**** Task inputs
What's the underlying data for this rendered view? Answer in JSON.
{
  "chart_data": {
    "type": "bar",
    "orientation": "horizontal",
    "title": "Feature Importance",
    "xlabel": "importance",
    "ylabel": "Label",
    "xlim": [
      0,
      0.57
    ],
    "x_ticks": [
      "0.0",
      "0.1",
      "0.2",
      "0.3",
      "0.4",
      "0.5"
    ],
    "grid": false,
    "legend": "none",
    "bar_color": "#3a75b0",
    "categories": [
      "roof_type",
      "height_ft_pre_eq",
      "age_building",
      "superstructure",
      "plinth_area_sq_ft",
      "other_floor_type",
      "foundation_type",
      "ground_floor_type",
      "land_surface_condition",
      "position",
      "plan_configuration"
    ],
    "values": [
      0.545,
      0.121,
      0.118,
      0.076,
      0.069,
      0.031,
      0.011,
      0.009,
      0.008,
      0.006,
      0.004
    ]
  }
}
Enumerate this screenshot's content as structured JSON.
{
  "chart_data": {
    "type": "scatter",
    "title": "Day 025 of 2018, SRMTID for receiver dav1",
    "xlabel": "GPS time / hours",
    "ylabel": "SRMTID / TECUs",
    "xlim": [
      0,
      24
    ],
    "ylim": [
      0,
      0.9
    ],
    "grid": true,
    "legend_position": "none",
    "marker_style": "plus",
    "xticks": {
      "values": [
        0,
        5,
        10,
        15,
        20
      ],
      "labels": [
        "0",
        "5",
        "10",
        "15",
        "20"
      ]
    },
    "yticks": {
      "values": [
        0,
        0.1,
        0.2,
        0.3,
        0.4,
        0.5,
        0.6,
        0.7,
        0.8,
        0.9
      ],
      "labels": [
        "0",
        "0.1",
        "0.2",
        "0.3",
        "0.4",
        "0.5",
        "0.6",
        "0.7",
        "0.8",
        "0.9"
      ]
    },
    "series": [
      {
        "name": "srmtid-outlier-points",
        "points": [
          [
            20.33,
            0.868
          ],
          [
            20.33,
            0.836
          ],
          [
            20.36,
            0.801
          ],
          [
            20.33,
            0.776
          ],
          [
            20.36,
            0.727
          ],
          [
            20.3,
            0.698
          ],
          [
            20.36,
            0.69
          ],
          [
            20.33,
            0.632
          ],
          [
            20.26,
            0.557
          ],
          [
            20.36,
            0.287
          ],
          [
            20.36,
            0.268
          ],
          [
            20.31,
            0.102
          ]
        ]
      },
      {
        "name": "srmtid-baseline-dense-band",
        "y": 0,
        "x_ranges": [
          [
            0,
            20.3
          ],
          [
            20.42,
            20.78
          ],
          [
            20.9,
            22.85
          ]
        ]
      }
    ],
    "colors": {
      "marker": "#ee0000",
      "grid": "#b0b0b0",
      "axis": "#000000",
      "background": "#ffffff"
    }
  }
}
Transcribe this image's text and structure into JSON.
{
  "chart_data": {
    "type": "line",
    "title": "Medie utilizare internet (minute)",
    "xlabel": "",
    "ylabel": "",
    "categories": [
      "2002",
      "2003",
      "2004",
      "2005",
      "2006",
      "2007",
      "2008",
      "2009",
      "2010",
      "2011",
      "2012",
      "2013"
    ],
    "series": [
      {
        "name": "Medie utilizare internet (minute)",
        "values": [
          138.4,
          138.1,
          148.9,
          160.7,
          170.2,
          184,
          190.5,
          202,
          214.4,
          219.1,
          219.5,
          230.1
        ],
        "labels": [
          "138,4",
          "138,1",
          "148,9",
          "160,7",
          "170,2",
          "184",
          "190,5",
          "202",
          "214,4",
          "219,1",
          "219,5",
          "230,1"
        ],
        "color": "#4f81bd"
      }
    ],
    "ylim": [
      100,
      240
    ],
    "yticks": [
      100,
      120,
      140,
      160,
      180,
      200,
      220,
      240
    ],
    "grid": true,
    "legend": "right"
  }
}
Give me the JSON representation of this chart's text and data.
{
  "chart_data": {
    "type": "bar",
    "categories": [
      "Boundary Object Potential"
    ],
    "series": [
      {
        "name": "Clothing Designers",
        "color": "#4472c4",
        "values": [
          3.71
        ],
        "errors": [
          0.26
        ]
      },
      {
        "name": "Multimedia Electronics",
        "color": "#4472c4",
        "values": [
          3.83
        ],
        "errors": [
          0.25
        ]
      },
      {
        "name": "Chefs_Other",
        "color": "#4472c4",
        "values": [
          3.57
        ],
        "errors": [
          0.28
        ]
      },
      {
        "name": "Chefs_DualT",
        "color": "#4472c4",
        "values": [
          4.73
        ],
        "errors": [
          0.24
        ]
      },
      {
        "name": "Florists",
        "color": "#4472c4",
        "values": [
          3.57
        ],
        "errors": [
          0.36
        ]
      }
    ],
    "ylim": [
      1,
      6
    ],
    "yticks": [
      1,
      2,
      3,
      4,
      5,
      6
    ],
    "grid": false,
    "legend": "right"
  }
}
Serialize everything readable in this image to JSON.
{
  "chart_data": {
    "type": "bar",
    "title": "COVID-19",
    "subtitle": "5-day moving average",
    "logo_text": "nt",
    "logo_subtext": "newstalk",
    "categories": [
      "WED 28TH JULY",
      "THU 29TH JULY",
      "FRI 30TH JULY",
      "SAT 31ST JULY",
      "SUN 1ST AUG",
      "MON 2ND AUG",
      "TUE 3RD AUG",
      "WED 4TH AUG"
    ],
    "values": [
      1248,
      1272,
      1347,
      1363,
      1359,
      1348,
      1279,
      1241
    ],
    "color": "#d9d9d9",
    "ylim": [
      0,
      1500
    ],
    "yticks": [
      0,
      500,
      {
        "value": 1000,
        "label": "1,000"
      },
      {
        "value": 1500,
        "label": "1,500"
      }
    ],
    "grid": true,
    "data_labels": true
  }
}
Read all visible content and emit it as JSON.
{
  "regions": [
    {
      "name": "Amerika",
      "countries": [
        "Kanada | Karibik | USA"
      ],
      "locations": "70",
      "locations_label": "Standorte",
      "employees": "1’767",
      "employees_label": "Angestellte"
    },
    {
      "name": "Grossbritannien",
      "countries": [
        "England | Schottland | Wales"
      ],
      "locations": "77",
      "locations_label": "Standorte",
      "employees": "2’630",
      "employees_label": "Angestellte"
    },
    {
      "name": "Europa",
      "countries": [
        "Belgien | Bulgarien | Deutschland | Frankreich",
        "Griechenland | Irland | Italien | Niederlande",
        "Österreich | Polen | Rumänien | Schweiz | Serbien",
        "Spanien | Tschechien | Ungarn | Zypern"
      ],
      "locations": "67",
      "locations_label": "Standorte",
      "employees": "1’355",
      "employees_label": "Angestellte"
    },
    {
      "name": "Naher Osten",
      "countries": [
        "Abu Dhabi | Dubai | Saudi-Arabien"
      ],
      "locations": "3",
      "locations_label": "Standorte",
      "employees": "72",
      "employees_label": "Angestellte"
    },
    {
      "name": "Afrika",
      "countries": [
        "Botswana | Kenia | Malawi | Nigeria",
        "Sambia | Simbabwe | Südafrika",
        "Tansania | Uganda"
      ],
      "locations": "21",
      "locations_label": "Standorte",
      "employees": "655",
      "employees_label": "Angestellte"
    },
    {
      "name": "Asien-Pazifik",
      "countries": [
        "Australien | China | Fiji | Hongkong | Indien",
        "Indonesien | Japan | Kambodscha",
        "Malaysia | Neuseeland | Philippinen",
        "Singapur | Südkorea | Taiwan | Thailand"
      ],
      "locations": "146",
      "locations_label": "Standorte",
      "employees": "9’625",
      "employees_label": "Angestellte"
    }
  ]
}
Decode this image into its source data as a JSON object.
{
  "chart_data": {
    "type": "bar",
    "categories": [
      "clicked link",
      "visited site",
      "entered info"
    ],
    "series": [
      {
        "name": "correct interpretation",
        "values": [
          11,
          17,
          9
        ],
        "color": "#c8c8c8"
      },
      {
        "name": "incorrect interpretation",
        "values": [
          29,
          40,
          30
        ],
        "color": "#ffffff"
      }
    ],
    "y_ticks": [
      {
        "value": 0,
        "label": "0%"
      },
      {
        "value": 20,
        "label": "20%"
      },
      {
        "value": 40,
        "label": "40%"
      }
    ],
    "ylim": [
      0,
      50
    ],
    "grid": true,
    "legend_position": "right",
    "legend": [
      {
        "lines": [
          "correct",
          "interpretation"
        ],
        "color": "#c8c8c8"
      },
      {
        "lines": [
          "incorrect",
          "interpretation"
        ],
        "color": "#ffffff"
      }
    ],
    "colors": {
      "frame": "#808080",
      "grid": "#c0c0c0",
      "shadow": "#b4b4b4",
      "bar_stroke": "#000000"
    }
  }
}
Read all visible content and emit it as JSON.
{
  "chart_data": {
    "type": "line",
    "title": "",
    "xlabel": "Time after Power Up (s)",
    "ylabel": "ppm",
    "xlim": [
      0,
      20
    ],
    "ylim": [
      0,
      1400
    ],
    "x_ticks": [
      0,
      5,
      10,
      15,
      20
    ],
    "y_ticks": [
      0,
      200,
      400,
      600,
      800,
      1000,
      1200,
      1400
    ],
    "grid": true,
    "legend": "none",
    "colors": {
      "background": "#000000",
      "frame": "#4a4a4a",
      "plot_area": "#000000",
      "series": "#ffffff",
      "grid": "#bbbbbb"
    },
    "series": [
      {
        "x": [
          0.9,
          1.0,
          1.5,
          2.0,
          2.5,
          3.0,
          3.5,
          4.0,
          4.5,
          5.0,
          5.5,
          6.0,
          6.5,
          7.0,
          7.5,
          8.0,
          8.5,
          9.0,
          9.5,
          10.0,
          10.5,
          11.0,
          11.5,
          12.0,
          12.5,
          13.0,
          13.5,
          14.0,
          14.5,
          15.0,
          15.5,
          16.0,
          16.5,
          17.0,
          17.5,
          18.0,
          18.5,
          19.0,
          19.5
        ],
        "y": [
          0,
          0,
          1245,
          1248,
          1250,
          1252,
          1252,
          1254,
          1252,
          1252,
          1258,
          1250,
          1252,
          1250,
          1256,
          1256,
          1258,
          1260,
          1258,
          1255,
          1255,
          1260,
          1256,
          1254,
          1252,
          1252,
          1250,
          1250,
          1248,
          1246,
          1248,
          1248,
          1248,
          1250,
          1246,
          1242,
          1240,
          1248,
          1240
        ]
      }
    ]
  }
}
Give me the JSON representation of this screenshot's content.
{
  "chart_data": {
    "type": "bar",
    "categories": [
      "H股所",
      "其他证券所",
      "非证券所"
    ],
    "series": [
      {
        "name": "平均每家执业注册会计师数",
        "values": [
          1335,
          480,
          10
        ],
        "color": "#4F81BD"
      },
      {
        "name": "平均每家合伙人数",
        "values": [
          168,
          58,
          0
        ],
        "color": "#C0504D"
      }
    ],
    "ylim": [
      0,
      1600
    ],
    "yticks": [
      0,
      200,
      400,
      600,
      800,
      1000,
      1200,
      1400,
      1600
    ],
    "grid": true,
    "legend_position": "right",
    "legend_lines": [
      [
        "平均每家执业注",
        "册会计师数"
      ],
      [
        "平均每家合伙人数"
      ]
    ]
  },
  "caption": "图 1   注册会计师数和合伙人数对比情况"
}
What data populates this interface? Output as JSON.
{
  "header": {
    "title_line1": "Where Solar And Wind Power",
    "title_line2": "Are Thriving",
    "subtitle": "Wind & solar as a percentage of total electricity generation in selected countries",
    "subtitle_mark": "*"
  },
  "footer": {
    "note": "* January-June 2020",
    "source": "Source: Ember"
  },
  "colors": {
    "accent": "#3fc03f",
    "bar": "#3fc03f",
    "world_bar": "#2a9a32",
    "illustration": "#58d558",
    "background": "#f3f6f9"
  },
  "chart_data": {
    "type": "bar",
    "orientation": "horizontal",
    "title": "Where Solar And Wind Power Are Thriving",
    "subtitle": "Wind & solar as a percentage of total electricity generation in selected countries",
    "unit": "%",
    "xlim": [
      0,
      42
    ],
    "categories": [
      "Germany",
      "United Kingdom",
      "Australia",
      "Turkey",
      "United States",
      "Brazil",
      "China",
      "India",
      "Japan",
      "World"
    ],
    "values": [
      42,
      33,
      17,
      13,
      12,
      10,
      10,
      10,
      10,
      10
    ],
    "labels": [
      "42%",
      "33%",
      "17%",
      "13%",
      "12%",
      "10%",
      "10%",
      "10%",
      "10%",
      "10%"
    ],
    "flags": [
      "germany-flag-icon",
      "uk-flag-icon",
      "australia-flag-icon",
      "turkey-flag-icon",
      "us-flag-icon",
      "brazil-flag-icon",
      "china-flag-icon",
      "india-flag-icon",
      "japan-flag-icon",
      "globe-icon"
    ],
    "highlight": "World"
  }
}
********
Written exercise
Where a line in the entries holds the word "Wind", copy that line.

Finished answer
    "title_line1": "Where Solar And Wind Power",
    "subtitle": "Wind & solar as a percentage of total electricity generation in selected countries",
    "title": "Where Solar And Wind Power Are Thriving",
    "subtitle": "Wind & solar as a percentage of total electricity generation in selected countries",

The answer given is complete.